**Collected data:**
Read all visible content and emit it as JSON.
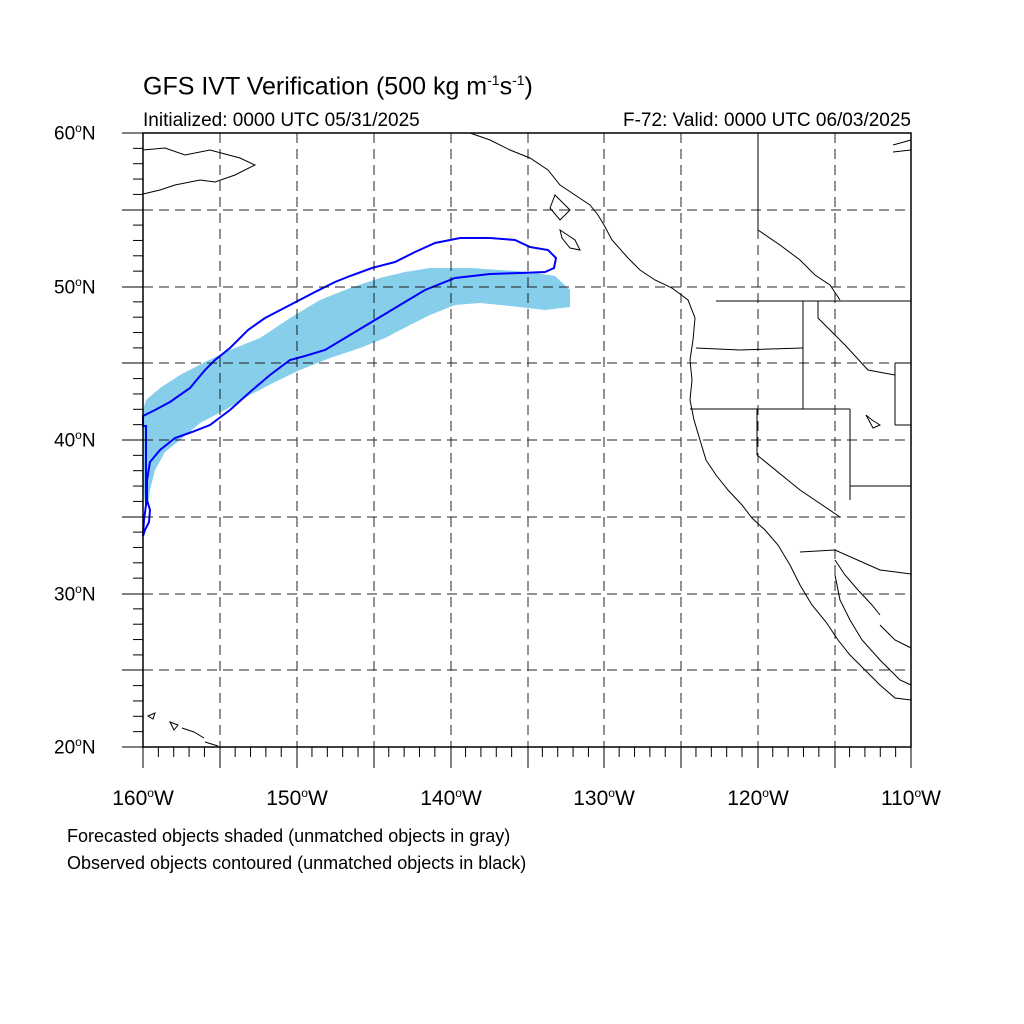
{
  "title": {
    "main": "GFS IVT Verification (500 kg m",
    "exp1": "-1",
    "mid": "s",
    "exp2": "-1",
    "end": ")"
  },
  "initialized": "Initialized: 0000 UTC 05/31/2025",
  "valid": "F-72: Valid: 0000 UTC 06/03/2025",
  "lat_labels": [
    {
      "num": "60",
      "sup": "o",
      "hemi": "N"
    },
    {
      "num": "50",
      "sup": "o",
      "hemi": "N"
    },
    {
      "num": "40",
      "sup": "o",
      "hemi": "N"
    },
    {
      "num": "30",
      "sup": "o",
      "hemi": "N"
    },
    {
      "num": "20",
      "sup": "o",
      "hemi": "N"
    }
  ],
  "lon_labels": [
    {
      "num": "160",
      "sup": "o",
      "hemi": "W"
    },
    {
      "num": "150",
      "sup": "o",
      "hemi": "W"
    },
    {
      "num": "140",
      "sup": "o",
      "hemi": "W"
    },
    {
      "num": "130",
      "sup": "o",
      "hemi": "W"
    },
    {
      "num": "120",
      "sup": "o",
      "hemi": "W"
    },
    {
      "num": "110",
      "sup": "o",
      "hemi": "W"
    }
  ],
  "notes": [
    "Forecasted objects shaded (unmatched objects in gray)",
    "Observed objects contoured (unmatched objects in black)"
  ],
  "map": {
    "lon_range": [
      -160,
      -110
    ],
    "lat_range": [
      20,
      60
    ],
    "grid_spacing_deg": 5,
    "grid_style": "dashed",
    "forecast_fill_color": "#87ceeb",
    "observed_contour_color": "#0000ff",
    "coastline_color": "#000000"
  }
}
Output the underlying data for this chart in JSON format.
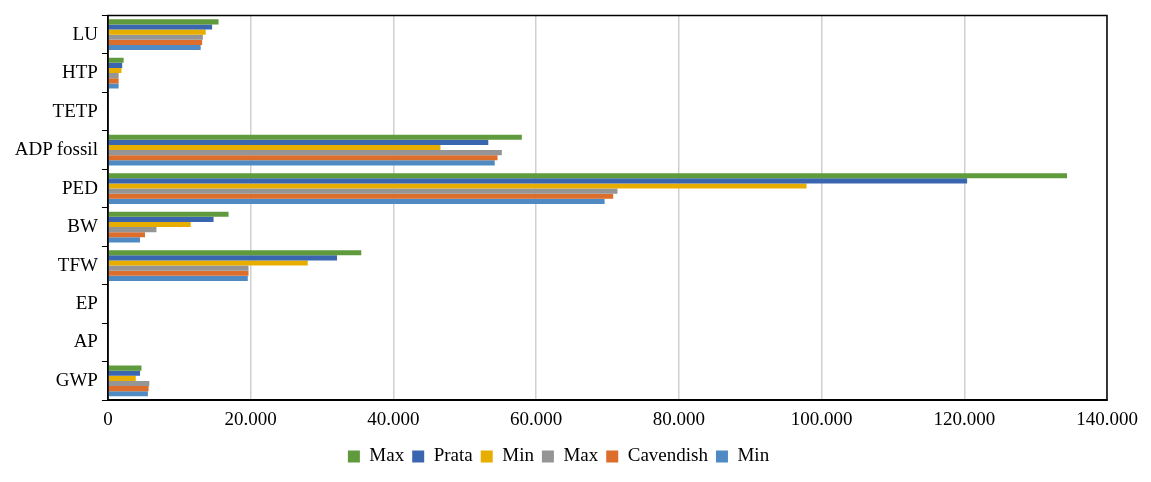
{
  "chart_data": {
    "type": "bar",
    "orientation": "horizontal",
    "categories": [
      "LU",
      "HTP",
      "TETP",
      "ADP fossil",
      "PED",
      "BW",
      "TFW",
      "EP",
      "AP",
      "GWP"
    ],
    "series": [
      {
        "name": "Max",
        "color": "#5f9a3c",
        "values": [
          15500,
          2200,
          0,
          58000,
          134400,
          16900,
          35500,
          0,
          0,
          4700
        ]
      },
      {
        "name": "Prata",
        "color": "#3a66b0",
        "values": [
          14600,
          2000,
          0,
          53300,
          120400,
          14800,
          32100,
          0,
          0,
          4500
        ]
      },
      {
        "name": "Min",
        "color": "#e7ae00",
        "values": [
          13700,
          1900,
          0,
          46600,
          97900,
          11600,
          28000,
          0,
          0,
          3900
        ]
      },
      {
        "name": "Max",
        "color": "#959595",
        "values": [
          13300,
          1500,
          0,
          55200,
          71400,
          6800,
          19700,
          0,
          0,
          5800
        ]
      },
      {
        "name": "Cavendish",
        "color": "#dc6d2a",
        "values": [
          13200,
          1500,
          0,
          54600,
          70800,
          5200,
          19700,
          0,
          0,
          5700
        ]
      },
      {
        "name": "Min",
        "color": "#4f8bc2",
        "values": [
          13000,
          1500,
          0,
          54200,
          69600,
          4500,
          19600,
          0,
          0,
          5600
        ]
      }
    ],
    "xlim": [
      0,
      140000
    ],
    "xticks": [
      0,
      {
        "value": 20000,
        "label": "20.000"
      },
      {
        "value": 40000,
        "label": "40.000"
      },
      {
        "value": 60000,
        "label": "60.000"
      },
      {
        "value": 80000,
        "label": "80.000"
      },
      {
        "value": 100000,
        "label": "100.000"
      },
      {
        "value": 120000,
        "label": "120.000"
      },
      {
        "value": 140000,
        "label": "140.000"
      }
    ],
    "grid": "x",
    "legend": "bottom"
  }
}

**TASK DIRECTIONS:** Do not include images; quote all of the entries above exactly.

**REPLY TO THE EXERCISE:**
Read all visible content and emit it as JSON.
{
  "title": {
    "main": "GFS IVT Verification (500 kg m",
    "exp1": "-1",
    "mid": "s",
    "exp2": "-1",
    "end": ")"
  },
  "initialized": "Initialized: 0000 UTC 05/31/2025",
  "valid": "F-72: Valid: 0000 UTC 06/03/2025",
  "lat_labels": [
    {
      "num": "60",
      "sup": "o",
      "hemi": "N"
    },
    {
      "num": "50",
      "sup": "o",
      "hemi": "N"
    },
    {
      "num": "40",
      "sup": "o",
      "hemi": "N"
    },
    {
      "num": "30",
      "sup": "o",
      "hemi": "N"
    },
    {
      "num": "20",
      "sup": "o",
      "hemi": "N"
    }
  ],
  "lon_labels": [
    {
      "num": "160",
      "sup": "o",
      "hemi": "W"
    },
    {
      "num": "150",
      "sup": "o",
      "hemi": "W"
    },
    {
      "num": "140",
      "sup": "o",
      "hemi": "W"
    },
    {
      "num": "130",
      "sup": "o",
      "hemi": "W"
    },
    {
      "num": "120",
      "sup": "o",
      "hemi": "W"
    },
    {
      "num": "110",
      "sup": "o",
      "hemi": "W"
    }
  ],
  "notes": [
    "Forecasted objects shaded (unmatched objects in gray)",
    "Observed objects contoured (unmatched objects in black)"
  ],
  "map": {
    "lon_range": [
      -160,
      -110
    ],
    "lat_range": [
      20,
      60
    ],
    "grid_spacing_deg": 5,
    "grid_style": "dashed",
    "forecast_fill_color": "#87ceeb",
    "observed_contour_color": "#0000ff",
    "coastline_color": "#000000"
  }
}
Output the underlying data for this chart in JSON format.
{
  "chart_data": {
    "type": "bar",
    "orientation": "horizontal",
    "categories": [
      "LU",
      "HTP",
      "TETP",
      "ADP fossil",
      "PED",
      "BW",
      "TFW",
      "EP",
      "AP",
      "GWP"
    ],
    "series": [
      {
        "name": "Max",
        "color": "#5f9a3c",
        "values": [
          15500,
          2200,
          0,
          58000,
          134400,
          16900,
          35500,
          0,
          0,
          4700
        ]
      },
      {
        "name": "Prata",
        "color": "#3a66b0",
        "values": [
          14600,
          2000,
          0,
          53300,
          120400,
          14800,
          32100,
          0,
          0,
          4500
        ]
      },
      {
        "name": "Min",
        "color": "#e7ae00",
        "values": [
          13700,
          1900,
          0,
          46600,
          97900,
          11600,
          28000,
          0,
          0,
          3900
        ]
      },
      {
        "name": "Max",
        "color": "#959595",
        "values": [
          13300,
          1500,
          0,
          55200,
          71400,
          6800,
          19700,
          0,
          0,
          5800
        ]
      },
      {
        "name": "Cavendish",
        "color": "#dc6d2a",
        "values": [
          13200,
          1500,
          0,
          54600,
          70800,
          5200,
          19700,
          0,
          0,
          5700
        ]
      },
      {
        "name": "Min",
        "color": "#4f8bc2",
        "values": [
          13000,
          1500,
          0,
          54200,
          69600,
          4500,
          19600,
          0,
          0,
          5600
        ]
      }
    ],
    "xlim": [
      0,
      140000
    ],
    "xticks": [
      0,
      {
        "value": 20000,
        "label": "20.000"
      },
      {
        "value": 40000,
        "label": "40.000"
      },
      {
        "value": 60000,
        "label": "60.000"
      },
      {
        "value": 80000,
        "label": "80.000"
      },
      {
        "value": 100000,
        "label": "100.000"
      },
      {
        "value": 120000,
        "label": "120.000"
      },
      {
        "value": 140000,
        "label": "140.000"
      }
    ],
    "grid": "x",
    "legend": "bottom"
  }
}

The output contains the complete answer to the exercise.